#### EXERCISE INSTRUCTIONS
Your task is to give the data again, exactly, with every line intact.

#### RECORDED DATA
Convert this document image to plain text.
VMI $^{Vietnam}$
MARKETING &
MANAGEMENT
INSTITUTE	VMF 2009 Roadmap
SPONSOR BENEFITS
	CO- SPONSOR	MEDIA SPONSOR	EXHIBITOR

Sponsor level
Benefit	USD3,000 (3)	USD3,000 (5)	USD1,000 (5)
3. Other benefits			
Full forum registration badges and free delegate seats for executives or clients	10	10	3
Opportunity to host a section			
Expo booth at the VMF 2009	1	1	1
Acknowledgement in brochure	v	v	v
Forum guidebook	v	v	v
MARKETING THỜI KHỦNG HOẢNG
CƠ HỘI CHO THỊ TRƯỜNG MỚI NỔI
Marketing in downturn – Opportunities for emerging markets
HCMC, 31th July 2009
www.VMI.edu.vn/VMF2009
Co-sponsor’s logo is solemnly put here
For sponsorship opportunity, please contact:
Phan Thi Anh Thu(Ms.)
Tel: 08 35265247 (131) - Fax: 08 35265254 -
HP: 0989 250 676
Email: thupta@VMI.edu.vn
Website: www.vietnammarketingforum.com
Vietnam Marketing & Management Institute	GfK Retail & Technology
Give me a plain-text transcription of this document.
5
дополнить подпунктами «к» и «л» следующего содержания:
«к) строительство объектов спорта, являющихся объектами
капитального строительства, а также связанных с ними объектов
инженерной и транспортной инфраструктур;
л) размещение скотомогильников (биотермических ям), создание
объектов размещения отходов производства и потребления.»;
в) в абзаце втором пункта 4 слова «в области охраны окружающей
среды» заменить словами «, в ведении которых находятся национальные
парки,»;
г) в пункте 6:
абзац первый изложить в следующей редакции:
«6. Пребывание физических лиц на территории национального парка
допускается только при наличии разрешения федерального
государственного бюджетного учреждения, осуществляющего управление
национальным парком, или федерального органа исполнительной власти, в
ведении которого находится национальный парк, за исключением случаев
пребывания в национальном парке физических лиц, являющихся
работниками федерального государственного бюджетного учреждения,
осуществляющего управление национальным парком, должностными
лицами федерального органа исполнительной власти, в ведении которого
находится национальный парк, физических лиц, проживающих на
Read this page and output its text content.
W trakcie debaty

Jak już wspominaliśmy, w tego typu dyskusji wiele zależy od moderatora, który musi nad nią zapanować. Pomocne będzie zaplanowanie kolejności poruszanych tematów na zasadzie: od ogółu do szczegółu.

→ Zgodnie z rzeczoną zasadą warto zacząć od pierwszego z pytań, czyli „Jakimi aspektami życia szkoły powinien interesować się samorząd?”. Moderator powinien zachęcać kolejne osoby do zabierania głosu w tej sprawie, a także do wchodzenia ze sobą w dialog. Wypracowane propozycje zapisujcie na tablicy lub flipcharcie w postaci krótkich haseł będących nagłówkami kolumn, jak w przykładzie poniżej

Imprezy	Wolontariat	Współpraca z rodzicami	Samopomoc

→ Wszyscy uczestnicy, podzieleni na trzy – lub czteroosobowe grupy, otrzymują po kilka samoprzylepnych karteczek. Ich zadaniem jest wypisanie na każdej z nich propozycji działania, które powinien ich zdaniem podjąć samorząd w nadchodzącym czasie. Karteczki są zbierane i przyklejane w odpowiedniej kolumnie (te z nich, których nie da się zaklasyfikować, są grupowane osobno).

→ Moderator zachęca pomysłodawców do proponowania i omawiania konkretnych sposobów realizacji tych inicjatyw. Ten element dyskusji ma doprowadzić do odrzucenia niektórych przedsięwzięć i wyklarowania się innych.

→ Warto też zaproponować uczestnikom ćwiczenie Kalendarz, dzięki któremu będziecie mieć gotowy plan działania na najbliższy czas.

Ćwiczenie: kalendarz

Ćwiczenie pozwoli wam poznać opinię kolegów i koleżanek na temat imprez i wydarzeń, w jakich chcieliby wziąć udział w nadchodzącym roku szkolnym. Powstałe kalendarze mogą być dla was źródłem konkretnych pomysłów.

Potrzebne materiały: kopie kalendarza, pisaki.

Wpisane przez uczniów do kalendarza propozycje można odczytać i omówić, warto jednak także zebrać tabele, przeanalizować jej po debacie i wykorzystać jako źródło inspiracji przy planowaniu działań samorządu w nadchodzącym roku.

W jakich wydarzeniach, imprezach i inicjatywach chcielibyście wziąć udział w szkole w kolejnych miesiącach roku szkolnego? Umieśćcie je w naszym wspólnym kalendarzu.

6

#### RESULT OF THIS EXERCISE
Convert this document image to plain text.
VMI $^{Vietnam}$
MARKETING &
MANAGEMENT
INSTITUTE	VMF 2009 Roadmap
SPONSOR BENEFITS
	CO- SPONSOR	MEDIA SPONSOR	EXHIBITOR

Sponsor level
Benefit	USD3,000 (3)	USD3,000 (5)	USD1,000 (5)
3. Other benefits			
Full forum registration badges and free delegate seats for executives or clients	10	10	3
Opportunity to host a section			
Expo booth at the VMF 2009	1	1	1
Acknowledgement in brochure	v	v	v
Forum guidebook	v	v	v
MARKETING THỜI KHỦNG HOẢNG
CƠ HỘI CHO THỊ TRƯỜNG MỚI NỔI
Marketing in downturn – Opportunities for emerging markets
HCMC, 31th July 2009
www.VMI.edu.vn/VMF2009
Co-sponsor’s logo is solemnly put here
For sponsorship opportunity, please contact:
Phan Thi Anh Thu(Ms.)
Tel: 08 35265247 (131) - Fax: 08 35265254 -
HP: 0989 250 676
Email: thupta@VMI.edu.vn
Website: www.vietnammarketingforum.com
Vietnam Marketing & Management Institute	GfK Retail & Technology
Give me a plain-text transcription of this document.
5
дополнить подпунктами «к» и «л» следующего содержания:
«к) строительство объектов спорта, являющихся объектами
капитального строительства, а также связанных с ними объектов
инженерной и транспортной инфраструктур;
л) размещение скотомогильников (биотермических ям), создание
объектов размещения отходов производства и потребления.»;
в) в абзаце втором пункта 4 слова «в области охраны окружающей
среды» заменить словами «, в ведении которых находятся национальные
парки,»;
г) в пункте 6:
абзац первый изложить в следующей редакции:
«6. Пребывание физических лиц на территории национального парка
допускается только при наличии разрешения федерального
государственного бюджетного учреждения, осуществляющего управление
национальным парком, или федерального органа исполнительной власти, в
ведении которого находится национальный парк, за исключением случаев
пребывания в национальном парке физических лиц, являющихся
работниками федерального государственного бюджетного учреждения,
осуществляющего управление национальным парком, должностными
лицами федерального органа исполнительной власти, в ведении которого
находится национальный парк, физических лиц, проживающих на
Read this page and output its text content.
W trakcie debaty

Jak już wspominaliśmy, w tego typu dyskusji wiele zależy od moderatora, który musi nad nią zapanować. Pomocne będzie zaplanowanie kolejności poruszanych tematów na zasadzie: od ogółu do szczegółu.

→ Zgodnie z rzeczoną zasadą warto zacząć od pierwszego z pytań, czyli „Jakimi aspektami życia szkoły powinien interesować się samorząd?”. Moderator powinien zachęcać kolejne osoby do zabierania głosu w tej sprawie, a także do wchodzenia ze sobą w dialog. Wypracowane propozycje zapisujcie na tablicy lub flipcharcie w postaci krótkich haseł będących nagłówkami kolumn, jak w przykładzie poniżej

Imprezy	Wolontariat	Współpraca z rodzicami	Samopomoc

→ Wszyscy uczestnicy, podzieleni na trzy – lub czteroosobowe grupy, otrzymują po kilka samoprzylepnych karteczek. Ich zadaniem jest wypisanie na każdej z nich propozycji działania, które powinien ich zdaniem podjąć samorząd w nadchodzącym czasie. Karteczki są zbierane i przyklejane w odpowiedniej kolumnie (te z nich, których nie da się zaklasyfikować, są grupowane osobno).

→ Moderator zachęca pomysłodawców do proponowania i omawiania konkretnych sposobów realizacji tych inicjatyw. Ten element dyskusji ma doprowadzić do odrzucenia niektórych przedsięwzięć i wyklarowania się innych.

→ Warto też zaproponować uczestnikom ćwiczenie Kalendarz, dzięki któremu będziecie mieć gotowy plan działania na najbliższy czas.

Ćwiczenie: kalendarz

Ćwiczenie pozwoli wam poznać opinię kolegów i koleżanek na temat imprez i wydarzeń, w jakich chcieliby wziąć udział w nadchodzącym roku szkolnym. Powstałe kalendarze mogą być dla was źródłem konkretnych pomysłów.

Potrzebne materiały: kopie kalendarza, pisaki.

Wpisane przez uczniów do kalendarza propozycje można odczytać i omówić, warto jednak także zebrać tabele, przeanalizować jej po debacie i wykorzystać jako źródło inspiracji przy planowaniu działań samorządu w nadchodzącym roku.

W jakich wydarzeniach, imprezach i inicjatywach chcielibyście wziąć udział w szkole w kolejnych miesiącach roku szkolnego? Umieśćcie je w naszym wspólnym kalendarzu.

6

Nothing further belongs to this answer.